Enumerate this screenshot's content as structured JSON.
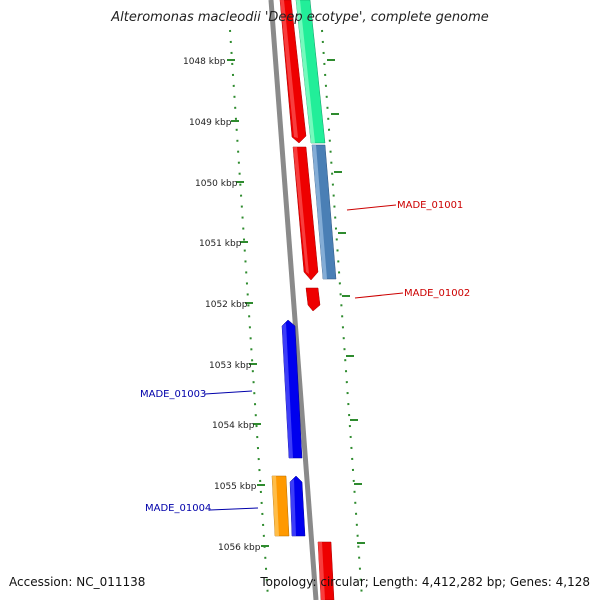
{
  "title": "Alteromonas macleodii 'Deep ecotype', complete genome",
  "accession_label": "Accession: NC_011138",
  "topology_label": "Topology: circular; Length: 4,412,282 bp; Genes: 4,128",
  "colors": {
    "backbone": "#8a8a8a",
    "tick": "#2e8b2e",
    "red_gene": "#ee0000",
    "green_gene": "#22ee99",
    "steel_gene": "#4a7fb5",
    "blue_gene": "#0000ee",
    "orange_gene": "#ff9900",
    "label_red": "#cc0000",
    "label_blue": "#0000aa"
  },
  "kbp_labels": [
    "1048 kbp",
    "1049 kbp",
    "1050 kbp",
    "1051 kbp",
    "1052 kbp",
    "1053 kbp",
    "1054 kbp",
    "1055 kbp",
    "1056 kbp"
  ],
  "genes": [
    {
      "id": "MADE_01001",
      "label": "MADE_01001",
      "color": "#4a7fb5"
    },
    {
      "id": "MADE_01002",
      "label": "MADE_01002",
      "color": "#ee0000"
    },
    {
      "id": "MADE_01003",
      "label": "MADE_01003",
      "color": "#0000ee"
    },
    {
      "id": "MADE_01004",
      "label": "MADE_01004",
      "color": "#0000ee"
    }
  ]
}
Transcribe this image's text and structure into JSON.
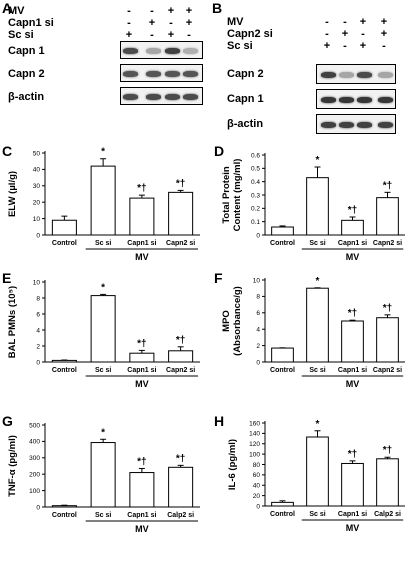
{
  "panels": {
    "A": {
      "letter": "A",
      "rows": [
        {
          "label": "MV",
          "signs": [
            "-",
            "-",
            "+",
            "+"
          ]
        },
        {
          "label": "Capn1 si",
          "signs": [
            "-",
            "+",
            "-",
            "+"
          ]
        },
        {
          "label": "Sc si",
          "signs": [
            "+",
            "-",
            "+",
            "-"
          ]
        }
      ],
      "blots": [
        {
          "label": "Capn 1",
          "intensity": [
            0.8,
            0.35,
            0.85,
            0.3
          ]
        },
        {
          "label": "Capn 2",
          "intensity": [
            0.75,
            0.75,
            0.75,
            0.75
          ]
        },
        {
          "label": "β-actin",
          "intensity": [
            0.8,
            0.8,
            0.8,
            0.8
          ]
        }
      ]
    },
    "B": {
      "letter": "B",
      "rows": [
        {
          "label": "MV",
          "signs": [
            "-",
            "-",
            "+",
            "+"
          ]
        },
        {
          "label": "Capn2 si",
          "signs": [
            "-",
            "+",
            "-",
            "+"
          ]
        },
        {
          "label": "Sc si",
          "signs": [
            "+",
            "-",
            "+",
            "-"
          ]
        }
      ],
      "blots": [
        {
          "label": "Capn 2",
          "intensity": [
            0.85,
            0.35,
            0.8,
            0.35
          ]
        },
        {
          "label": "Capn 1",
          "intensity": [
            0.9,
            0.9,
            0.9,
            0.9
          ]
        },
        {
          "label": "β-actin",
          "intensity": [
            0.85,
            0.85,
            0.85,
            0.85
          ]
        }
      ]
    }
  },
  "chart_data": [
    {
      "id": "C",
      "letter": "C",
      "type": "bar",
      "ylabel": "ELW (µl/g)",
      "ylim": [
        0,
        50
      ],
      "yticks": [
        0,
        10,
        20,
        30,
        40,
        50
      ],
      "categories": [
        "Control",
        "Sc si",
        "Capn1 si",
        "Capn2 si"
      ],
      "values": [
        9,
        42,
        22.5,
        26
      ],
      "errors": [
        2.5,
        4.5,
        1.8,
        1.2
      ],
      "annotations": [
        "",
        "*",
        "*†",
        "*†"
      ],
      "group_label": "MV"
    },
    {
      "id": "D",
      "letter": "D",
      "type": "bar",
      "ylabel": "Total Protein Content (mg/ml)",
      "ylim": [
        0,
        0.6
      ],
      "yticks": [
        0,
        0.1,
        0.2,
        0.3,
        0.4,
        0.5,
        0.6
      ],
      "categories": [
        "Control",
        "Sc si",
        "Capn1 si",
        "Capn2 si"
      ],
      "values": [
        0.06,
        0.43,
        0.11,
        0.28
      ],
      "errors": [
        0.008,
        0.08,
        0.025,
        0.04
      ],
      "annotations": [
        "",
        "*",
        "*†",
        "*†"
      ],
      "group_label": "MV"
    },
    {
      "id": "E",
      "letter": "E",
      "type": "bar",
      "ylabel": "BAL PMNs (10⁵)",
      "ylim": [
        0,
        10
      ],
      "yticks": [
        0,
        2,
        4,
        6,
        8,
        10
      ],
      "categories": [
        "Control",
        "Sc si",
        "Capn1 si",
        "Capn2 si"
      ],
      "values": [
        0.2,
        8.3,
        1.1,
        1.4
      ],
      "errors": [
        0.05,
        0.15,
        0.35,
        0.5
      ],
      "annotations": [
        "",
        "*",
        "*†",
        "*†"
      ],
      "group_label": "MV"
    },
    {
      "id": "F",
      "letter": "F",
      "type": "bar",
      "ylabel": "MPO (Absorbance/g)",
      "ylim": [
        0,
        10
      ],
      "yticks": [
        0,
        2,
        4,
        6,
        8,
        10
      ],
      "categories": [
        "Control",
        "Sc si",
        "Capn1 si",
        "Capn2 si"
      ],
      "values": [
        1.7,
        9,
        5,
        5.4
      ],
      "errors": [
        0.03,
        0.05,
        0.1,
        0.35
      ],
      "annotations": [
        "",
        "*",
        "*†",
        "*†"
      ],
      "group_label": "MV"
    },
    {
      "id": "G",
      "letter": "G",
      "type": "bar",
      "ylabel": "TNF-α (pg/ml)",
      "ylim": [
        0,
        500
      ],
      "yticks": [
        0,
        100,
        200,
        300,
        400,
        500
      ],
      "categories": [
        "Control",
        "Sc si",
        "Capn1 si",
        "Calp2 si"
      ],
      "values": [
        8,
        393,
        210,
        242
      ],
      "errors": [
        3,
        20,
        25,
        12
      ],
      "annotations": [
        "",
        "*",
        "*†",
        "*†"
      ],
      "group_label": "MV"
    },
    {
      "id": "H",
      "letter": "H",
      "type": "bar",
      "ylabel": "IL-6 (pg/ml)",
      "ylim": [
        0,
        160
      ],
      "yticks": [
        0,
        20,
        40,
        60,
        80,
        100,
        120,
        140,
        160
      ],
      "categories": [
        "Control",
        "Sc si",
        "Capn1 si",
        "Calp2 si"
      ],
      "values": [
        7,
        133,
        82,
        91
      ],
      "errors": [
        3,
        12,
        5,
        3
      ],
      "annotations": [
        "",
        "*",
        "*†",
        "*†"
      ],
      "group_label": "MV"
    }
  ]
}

#####

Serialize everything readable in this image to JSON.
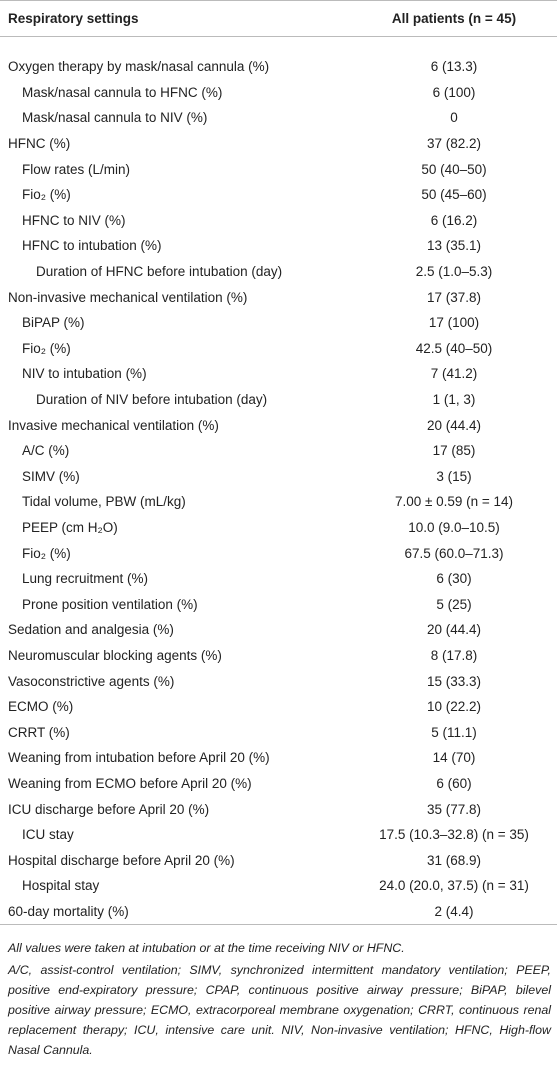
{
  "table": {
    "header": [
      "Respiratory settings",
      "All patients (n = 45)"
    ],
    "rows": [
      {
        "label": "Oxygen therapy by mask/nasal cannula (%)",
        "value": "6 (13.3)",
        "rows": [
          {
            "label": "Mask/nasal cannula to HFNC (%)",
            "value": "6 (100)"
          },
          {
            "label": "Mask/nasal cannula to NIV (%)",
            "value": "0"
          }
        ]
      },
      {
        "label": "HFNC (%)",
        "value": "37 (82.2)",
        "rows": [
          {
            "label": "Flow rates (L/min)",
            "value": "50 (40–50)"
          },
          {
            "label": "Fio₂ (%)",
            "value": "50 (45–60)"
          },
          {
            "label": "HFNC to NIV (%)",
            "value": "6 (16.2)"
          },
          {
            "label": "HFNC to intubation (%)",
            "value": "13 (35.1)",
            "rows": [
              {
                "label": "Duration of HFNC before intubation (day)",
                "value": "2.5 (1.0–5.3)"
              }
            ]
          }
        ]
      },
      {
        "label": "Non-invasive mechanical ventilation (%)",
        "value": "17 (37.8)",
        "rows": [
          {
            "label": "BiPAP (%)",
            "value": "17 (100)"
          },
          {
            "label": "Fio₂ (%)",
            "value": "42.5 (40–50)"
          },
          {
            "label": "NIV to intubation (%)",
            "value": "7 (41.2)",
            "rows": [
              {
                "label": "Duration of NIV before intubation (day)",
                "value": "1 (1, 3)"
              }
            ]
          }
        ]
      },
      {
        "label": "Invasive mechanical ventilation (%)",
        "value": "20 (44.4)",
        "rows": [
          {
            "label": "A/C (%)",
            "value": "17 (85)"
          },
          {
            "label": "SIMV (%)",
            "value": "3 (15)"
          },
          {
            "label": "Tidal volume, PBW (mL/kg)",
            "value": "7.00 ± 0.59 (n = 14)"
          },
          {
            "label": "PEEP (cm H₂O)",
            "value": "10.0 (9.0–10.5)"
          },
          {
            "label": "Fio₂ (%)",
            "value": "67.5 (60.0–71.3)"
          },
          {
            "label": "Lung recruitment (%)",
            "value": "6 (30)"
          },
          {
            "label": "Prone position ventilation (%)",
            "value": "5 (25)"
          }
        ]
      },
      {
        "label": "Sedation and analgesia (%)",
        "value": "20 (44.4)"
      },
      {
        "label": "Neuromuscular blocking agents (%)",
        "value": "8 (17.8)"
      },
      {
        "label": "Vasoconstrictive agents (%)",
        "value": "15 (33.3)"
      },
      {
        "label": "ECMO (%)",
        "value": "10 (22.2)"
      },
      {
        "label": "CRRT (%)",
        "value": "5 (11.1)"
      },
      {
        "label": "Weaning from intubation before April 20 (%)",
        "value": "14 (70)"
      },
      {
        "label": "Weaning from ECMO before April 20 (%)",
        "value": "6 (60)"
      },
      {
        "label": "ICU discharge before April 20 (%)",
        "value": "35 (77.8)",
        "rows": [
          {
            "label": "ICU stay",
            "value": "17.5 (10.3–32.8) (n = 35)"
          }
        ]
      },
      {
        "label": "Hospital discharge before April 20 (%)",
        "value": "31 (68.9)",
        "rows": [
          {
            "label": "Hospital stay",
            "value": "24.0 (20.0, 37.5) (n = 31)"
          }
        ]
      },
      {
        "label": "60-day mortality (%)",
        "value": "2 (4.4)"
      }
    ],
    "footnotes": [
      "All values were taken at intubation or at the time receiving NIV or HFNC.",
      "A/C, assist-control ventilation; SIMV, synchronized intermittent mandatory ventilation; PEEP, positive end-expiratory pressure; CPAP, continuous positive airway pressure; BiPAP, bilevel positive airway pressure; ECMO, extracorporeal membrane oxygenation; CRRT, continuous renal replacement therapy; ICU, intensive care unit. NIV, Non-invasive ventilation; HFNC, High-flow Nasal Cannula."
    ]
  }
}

#####

### Assignment
Among the entries, copy every line containing the word "Weaning".

### Solution for this task
        "label": "Weaning from intubation before April 20 (%)",
        "label": "Weaning from ECMO before April 20 (%)",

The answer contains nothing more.